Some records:
--------------------------------
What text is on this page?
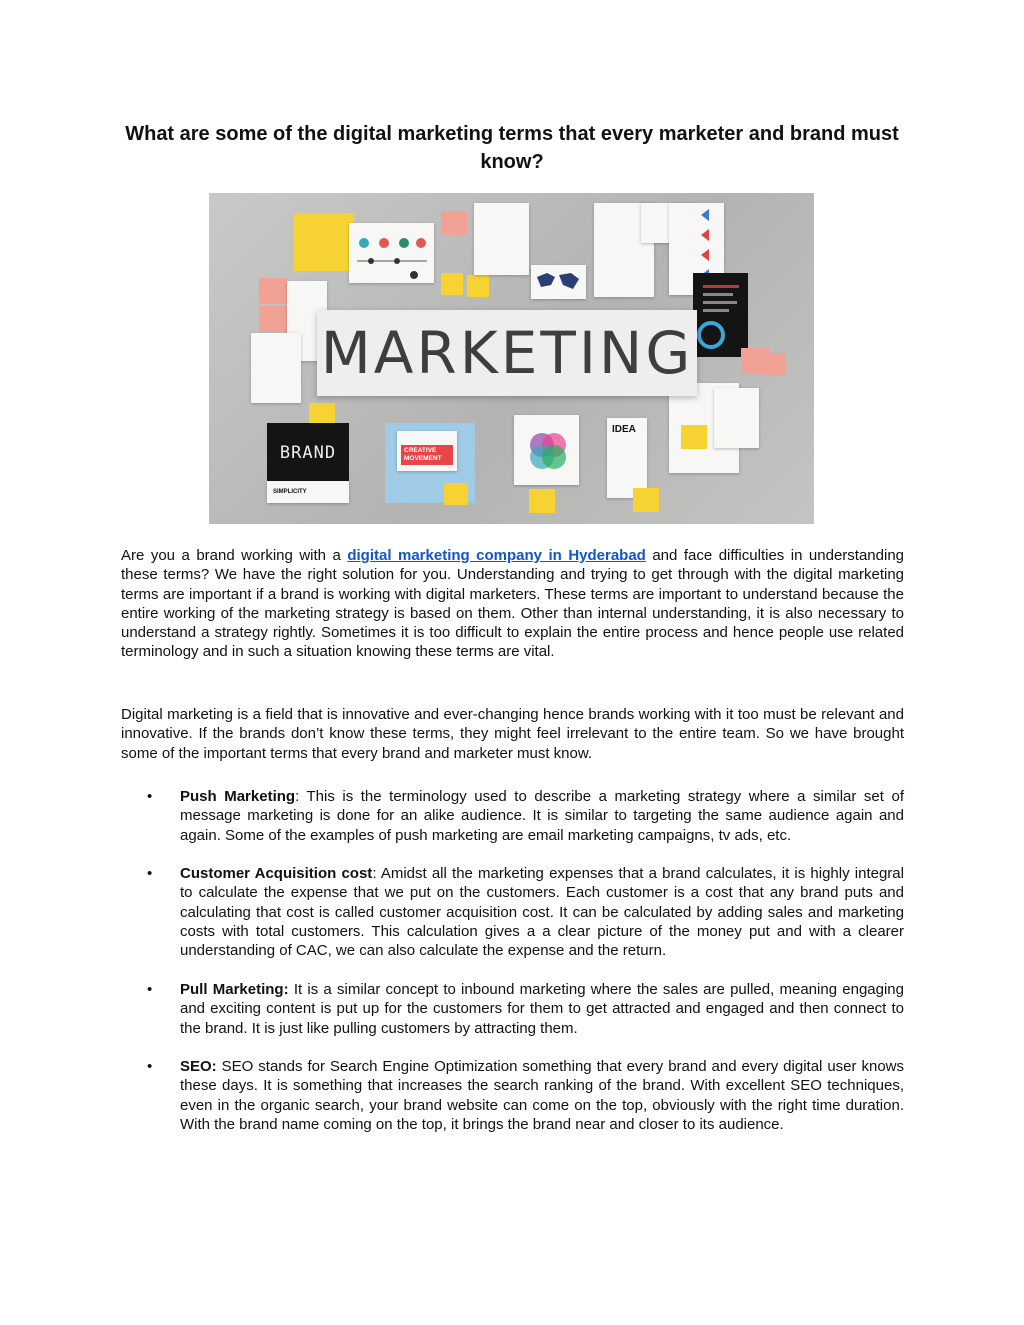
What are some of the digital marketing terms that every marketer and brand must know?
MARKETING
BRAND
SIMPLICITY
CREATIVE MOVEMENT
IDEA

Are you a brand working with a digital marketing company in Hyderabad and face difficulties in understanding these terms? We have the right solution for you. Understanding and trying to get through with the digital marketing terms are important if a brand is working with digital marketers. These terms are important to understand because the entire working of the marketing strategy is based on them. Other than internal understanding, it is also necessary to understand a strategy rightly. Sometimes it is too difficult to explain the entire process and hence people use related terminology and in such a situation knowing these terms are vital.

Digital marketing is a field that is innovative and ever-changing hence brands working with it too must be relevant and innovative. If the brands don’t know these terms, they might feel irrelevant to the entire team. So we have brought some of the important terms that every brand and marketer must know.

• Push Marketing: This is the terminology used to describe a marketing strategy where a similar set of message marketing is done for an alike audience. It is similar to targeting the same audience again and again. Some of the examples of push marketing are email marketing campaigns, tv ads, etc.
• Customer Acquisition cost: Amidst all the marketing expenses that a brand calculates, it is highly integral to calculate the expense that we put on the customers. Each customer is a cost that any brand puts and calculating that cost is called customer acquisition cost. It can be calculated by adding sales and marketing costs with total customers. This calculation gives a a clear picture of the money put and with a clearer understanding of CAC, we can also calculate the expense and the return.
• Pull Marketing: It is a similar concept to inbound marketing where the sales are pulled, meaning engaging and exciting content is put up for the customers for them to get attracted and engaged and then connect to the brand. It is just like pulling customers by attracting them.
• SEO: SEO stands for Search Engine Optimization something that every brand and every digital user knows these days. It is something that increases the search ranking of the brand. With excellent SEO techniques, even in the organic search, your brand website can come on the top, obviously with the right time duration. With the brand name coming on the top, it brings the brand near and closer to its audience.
--------------------------------
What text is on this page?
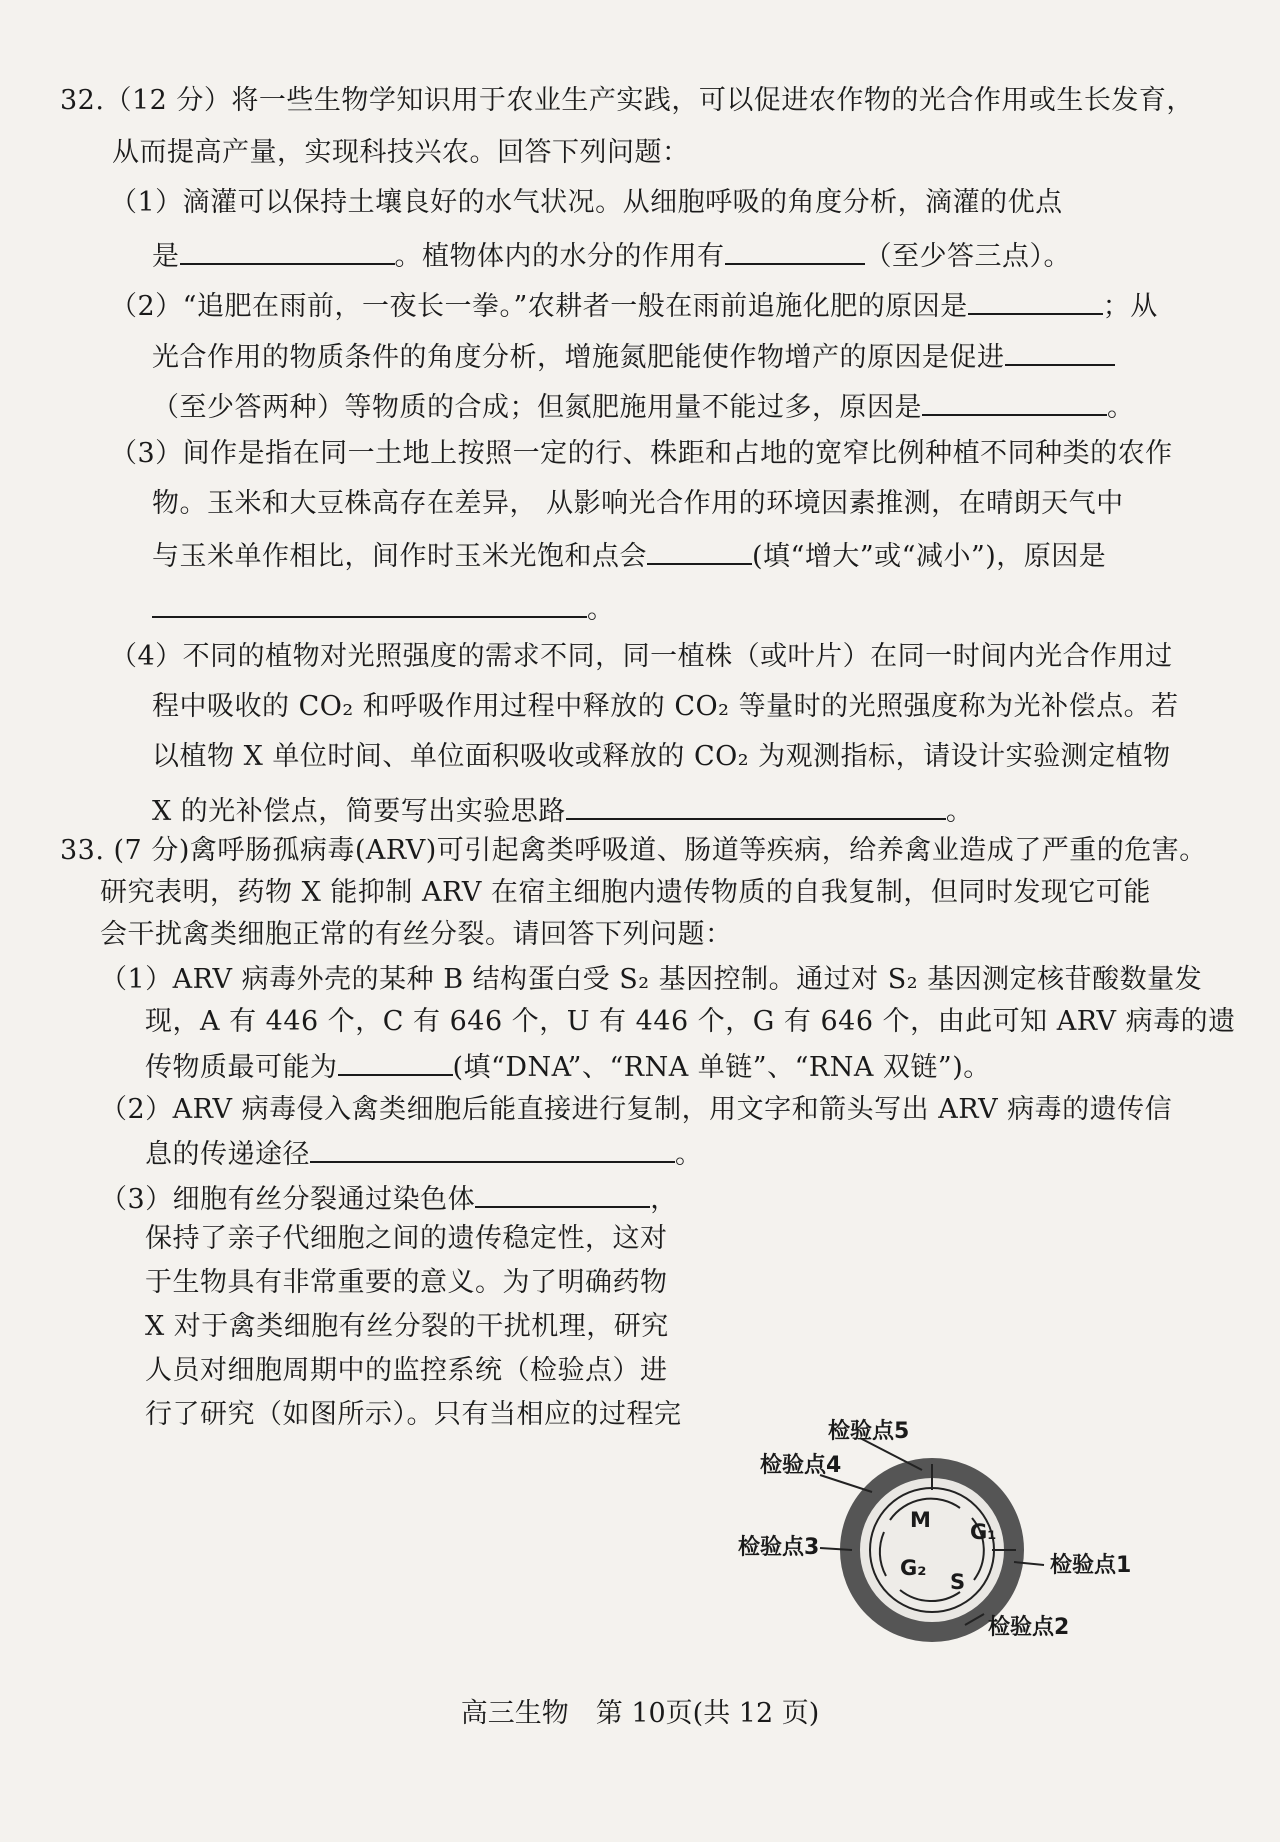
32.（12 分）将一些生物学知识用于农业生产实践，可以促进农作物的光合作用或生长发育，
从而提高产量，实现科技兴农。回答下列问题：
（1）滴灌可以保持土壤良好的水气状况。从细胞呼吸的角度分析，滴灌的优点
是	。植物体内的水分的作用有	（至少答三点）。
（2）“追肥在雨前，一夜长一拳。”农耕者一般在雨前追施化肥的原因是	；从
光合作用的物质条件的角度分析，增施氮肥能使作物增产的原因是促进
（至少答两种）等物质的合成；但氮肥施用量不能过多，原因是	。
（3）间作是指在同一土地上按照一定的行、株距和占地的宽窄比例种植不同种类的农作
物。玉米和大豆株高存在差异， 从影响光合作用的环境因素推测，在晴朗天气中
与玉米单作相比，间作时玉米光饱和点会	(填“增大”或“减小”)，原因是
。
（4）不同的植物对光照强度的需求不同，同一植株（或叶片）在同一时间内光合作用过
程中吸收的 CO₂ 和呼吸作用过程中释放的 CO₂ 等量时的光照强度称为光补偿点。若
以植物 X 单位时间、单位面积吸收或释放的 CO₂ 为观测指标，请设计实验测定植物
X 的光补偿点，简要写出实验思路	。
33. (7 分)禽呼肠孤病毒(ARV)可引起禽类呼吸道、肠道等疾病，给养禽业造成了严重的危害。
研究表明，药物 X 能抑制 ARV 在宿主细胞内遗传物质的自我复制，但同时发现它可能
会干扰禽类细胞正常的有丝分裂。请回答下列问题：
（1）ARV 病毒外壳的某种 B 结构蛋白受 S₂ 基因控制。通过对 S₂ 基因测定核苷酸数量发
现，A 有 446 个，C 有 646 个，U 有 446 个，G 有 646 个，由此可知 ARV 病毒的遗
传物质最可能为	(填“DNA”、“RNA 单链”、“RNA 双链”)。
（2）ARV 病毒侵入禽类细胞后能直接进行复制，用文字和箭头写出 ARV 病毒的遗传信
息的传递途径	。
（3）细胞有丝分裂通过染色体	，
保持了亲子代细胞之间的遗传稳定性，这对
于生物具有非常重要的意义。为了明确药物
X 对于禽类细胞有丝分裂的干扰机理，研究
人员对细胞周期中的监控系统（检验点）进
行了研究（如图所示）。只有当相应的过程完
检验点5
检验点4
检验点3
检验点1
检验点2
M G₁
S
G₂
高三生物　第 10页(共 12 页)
--------------------------------
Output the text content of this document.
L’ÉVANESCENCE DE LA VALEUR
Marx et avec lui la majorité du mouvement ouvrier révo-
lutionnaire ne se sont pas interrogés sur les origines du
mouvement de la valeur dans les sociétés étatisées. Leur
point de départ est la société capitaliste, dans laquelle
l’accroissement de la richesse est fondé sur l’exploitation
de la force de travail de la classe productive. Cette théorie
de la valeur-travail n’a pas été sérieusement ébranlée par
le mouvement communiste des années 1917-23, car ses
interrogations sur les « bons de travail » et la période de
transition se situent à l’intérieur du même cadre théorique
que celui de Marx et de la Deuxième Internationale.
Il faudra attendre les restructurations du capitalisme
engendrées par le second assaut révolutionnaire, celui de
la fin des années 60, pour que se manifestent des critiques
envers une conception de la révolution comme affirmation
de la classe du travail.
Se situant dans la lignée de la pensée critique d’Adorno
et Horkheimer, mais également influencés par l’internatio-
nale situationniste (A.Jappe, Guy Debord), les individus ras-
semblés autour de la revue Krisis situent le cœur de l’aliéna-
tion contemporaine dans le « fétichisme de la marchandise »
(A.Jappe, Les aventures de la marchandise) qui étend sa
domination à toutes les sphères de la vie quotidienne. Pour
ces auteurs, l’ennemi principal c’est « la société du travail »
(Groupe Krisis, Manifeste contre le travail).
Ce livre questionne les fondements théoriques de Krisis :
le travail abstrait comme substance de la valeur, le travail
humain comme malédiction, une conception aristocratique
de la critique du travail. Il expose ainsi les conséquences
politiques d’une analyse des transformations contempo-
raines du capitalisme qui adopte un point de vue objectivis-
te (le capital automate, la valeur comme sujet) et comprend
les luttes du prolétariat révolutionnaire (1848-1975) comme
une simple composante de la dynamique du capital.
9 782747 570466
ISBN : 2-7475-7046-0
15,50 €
--------------------------------
| Problem |
Using the listing above, gather each line that holds the string "them" and copy it.

| The reply |
Are you a brand working with a digital marketing company in Hyderabad and face difficulties in understanding these terms? We have the right solution for you. Understanding and trying to get through with the digital marketing terms are important if a brand is working with digital marketers. These terms are important to understand because the entire working of the marketing strategy is based on them. Other than internal understanding, it is also necessary to understand a strategy rightly. Sometimes it is too difficult to explain the entire process and hence people use related terminology and in such a situation knowing these terms are vital.
• Pull Marketing: It is a similar concept to inbound marketing where the sales are pulled, meaning engaging and exciting content is put up for the customers for them to get attracted and engaged and then connect to the brand. It is just like pulling customers by attracting them.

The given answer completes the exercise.